*Data to process*.
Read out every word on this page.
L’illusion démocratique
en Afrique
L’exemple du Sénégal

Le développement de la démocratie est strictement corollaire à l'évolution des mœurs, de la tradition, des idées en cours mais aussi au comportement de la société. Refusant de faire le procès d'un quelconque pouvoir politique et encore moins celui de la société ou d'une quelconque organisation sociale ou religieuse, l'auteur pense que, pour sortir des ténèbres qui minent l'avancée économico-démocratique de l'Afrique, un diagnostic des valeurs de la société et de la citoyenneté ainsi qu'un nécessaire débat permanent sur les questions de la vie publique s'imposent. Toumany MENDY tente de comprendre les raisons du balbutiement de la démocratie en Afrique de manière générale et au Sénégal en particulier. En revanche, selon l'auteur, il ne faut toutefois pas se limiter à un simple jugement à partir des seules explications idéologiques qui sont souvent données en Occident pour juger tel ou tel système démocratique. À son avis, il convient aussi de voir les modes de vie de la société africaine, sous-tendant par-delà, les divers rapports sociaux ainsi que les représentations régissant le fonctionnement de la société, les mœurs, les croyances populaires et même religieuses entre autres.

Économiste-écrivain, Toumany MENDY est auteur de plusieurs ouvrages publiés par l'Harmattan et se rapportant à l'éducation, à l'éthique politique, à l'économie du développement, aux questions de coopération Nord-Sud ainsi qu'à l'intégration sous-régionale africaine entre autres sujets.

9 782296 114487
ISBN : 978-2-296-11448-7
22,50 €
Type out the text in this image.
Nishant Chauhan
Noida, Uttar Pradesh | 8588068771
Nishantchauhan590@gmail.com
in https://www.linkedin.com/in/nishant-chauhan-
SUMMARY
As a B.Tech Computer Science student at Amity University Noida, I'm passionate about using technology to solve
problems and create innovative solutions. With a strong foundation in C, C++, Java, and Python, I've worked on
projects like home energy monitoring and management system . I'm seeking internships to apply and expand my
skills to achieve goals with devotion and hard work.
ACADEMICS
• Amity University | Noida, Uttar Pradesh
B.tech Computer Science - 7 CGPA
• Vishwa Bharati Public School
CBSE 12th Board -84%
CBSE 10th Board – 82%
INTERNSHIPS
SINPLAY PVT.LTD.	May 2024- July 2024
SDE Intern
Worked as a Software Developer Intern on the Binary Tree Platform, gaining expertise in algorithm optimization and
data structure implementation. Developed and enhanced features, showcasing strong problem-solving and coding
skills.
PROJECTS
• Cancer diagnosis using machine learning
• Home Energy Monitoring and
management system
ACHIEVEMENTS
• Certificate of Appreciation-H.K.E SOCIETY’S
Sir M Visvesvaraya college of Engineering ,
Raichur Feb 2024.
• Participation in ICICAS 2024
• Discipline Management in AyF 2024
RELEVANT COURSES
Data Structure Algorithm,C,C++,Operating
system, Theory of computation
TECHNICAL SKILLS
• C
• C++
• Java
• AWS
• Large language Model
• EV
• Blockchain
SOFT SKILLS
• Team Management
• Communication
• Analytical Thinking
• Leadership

*What you are asked to do*.
Check each line of the data above for the string "CBSE", then report how many lines have it, with no other words.

*Answer to the task*.
2